Rewrite everything from the start of the records down to the line containing "x-tick-label: 960 bbox=[1900, 733, 1950, 767]", inclusive, with "measured-point" changed to "data-point" wherever it occurs. Leave the rest of those lines unchanged.

[START RECORD SET]

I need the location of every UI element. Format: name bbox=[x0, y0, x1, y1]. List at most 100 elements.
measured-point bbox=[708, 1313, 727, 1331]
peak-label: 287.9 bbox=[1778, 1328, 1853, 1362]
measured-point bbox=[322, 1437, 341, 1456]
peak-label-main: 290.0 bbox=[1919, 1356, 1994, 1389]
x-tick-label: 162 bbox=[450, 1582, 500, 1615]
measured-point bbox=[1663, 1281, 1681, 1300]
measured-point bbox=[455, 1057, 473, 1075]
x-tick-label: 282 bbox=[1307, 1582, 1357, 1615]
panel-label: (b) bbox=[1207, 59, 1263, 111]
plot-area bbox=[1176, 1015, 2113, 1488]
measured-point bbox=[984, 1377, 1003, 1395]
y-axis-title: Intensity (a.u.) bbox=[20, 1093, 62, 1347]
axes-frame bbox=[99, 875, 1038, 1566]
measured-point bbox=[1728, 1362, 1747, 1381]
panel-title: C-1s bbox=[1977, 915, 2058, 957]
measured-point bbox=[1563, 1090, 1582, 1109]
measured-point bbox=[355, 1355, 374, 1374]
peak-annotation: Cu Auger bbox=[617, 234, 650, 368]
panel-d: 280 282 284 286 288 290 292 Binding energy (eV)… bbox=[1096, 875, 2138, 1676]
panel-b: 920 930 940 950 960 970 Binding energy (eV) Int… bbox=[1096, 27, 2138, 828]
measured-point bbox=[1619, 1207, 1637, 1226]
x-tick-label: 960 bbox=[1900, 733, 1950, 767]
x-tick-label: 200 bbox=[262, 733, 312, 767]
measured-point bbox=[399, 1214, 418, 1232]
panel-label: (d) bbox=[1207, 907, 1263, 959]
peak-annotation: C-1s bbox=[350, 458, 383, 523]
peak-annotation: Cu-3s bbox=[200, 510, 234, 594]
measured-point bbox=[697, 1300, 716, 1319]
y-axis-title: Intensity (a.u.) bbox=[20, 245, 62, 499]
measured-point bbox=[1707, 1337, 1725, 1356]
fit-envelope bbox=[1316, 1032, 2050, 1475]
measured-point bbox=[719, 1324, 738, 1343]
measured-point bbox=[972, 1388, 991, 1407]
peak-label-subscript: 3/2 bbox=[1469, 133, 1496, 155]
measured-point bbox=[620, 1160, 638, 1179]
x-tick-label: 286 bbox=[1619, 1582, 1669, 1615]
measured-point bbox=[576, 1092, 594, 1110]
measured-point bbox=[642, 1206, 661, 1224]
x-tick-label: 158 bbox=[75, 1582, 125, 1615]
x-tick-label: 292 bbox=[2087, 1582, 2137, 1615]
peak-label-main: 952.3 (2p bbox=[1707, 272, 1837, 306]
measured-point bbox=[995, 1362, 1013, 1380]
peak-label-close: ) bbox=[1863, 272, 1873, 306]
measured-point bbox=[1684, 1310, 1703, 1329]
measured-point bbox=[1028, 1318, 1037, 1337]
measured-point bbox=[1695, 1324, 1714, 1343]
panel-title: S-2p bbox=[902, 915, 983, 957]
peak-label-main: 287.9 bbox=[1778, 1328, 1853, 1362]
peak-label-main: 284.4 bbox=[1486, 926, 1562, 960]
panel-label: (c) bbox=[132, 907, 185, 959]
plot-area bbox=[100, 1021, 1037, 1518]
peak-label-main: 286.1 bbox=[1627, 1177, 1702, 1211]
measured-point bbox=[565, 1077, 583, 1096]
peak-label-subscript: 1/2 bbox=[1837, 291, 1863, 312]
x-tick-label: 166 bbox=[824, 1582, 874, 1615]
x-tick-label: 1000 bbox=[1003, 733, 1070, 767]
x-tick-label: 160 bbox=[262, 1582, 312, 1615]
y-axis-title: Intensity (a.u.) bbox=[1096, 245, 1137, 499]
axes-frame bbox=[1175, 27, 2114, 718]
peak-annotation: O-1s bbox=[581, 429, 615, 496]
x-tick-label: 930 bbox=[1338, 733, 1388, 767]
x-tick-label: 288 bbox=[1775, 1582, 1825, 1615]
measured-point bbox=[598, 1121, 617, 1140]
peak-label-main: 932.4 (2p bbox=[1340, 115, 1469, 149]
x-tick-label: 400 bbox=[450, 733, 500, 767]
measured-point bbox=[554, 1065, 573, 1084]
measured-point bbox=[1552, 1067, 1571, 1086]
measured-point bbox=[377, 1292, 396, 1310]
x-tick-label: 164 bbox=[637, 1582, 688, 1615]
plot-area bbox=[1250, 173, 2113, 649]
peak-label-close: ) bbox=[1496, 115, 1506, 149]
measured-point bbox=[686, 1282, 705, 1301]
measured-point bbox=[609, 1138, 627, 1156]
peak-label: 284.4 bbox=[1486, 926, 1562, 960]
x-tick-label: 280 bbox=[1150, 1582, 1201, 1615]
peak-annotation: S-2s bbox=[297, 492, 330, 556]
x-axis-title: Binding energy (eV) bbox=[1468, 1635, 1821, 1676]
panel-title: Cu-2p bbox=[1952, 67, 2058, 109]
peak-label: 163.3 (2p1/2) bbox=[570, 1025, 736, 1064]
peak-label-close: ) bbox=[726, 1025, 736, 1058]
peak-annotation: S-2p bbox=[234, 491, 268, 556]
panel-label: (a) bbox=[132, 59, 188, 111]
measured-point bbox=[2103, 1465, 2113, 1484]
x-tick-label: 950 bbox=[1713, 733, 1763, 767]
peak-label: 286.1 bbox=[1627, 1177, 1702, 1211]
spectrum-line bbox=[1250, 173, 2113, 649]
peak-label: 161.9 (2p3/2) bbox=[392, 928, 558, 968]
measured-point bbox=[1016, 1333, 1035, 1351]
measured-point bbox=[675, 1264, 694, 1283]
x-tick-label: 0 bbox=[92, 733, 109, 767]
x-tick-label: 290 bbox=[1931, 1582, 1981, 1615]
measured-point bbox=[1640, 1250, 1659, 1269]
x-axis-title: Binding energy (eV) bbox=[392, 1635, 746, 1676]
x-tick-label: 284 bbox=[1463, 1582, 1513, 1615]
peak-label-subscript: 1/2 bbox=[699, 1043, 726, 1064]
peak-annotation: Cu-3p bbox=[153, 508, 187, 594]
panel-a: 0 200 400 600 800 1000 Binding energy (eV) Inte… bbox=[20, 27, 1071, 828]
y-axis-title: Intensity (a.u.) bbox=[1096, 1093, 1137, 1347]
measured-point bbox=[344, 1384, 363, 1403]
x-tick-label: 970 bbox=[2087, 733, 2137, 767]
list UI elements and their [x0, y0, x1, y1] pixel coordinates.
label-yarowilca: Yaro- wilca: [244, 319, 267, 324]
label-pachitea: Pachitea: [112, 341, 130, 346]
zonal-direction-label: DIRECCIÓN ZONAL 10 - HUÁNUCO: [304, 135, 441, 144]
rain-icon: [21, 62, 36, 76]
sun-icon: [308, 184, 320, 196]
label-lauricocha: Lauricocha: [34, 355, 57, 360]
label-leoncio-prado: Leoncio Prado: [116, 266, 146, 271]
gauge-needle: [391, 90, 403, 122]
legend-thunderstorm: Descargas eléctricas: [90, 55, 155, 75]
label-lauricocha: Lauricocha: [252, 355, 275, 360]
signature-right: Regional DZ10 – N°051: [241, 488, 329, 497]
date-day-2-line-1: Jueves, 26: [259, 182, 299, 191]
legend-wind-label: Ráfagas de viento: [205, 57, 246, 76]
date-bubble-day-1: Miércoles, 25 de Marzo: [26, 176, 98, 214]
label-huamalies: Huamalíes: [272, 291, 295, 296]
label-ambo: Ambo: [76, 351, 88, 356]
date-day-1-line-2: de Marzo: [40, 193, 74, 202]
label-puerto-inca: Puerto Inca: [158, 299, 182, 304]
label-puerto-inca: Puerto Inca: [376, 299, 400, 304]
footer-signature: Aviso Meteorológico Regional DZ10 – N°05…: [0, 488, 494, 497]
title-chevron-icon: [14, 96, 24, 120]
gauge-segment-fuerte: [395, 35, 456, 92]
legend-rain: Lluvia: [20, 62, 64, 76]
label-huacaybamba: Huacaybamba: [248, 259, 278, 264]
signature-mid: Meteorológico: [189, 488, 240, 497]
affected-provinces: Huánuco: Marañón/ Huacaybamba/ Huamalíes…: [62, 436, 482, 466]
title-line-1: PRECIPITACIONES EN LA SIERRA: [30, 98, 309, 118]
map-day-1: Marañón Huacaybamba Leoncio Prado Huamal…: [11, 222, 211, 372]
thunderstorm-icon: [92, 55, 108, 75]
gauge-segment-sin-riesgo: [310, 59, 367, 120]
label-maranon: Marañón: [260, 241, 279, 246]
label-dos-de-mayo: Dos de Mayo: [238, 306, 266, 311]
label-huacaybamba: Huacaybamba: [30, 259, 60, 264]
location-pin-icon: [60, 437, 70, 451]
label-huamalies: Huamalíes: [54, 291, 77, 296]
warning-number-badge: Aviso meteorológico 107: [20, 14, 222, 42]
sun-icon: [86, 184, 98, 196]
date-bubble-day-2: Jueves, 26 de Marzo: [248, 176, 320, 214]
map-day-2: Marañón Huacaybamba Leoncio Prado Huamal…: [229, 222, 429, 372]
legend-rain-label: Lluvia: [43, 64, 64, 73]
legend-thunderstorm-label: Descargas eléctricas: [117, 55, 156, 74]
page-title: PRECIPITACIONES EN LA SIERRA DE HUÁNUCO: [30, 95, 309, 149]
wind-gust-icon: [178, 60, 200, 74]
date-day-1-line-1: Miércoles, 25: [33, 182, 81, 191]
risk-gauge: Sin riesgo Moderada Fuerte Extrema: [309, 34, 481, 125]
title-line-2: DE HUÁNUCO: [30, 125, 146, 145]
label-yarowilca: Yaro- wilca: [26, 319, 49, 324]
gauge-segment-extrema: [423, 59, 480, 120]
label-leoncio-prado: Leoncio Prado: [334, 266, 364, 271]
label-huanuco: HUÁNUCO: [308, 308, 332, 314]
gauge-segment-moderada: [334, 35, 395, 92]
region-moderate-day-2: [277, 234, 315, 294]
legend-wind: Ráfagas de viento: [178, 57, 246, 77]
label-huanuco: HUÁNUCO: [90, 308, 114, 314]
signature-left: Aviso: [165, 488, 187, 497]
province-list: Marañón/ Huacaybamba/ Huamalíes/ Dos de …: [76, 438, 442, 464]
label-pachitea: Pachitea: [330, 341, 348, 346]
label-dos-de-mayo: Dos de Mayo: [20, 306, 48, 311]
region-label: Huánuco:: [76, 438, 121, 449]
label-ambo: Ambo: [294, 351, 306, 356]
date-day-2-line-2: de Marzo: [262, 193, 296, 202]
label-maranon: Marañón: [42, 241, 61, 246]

[END RECORD SET]

- **FINAL RESULT**
I need the location of every UI element. Format: name bbox=[x0, y0, x1, y1]. List at most 100 elements.
data-point bbox=[708, 1313, 727, 1331]
peak-label: 287.9 bbox=[1778, 1328, 1853, 1362]
data-point bbox=[322, 1437, 341, 1456]
peak-label-main: 290.0 bbox=[1919, 1356, 1994, 1389]
x-tick-label: 162 bbox=[450, 1582, 500, 1615]
data-point bbox=[1663, 1281, 1681, 1300]
data-point bbox=[455, 1057, 473, 1075]
x-tick-label: 282 bbox=[1307, 1582, 1357, 1615]
panel-label: (b) bbox=[1207, 59, 1263, 111]
plot-area bbox=[1176, 1015, 2113, 1488]
data-point bbox=[984, 1377, 1003, 1395]
y-axis-title: Intensity (a.u.) bbox=[20, 1093, 62, 1347]
axes-frame bbox=[99, 875, 1038, 1566]
data-point bbox=[1728, 1362, 1747, 1381]
panel-title: C-1s bbox=[1977, 915, 2058, 957]
data-point bbox=[1563, 1090, 1582, 1109]
data-point bbox=[355, 1355, 374, 1374]
peak-annotation: Cu Auger bbox=[617, 234, 650, 368]
panel-d: 280 282 284 286 288 290 292 Binding energy (eV)… bbox=[1096, 875, 2138, 1676]
panel-b: 920 930 940 950 960 970 Binding energy (eV) Int… bbox=[1096, 27, 2138, 828]
data-point bbox=[1619, 1207, 1637, 1226]
x-tick-label: 960 bbox=[1900, 733, 1950, 767]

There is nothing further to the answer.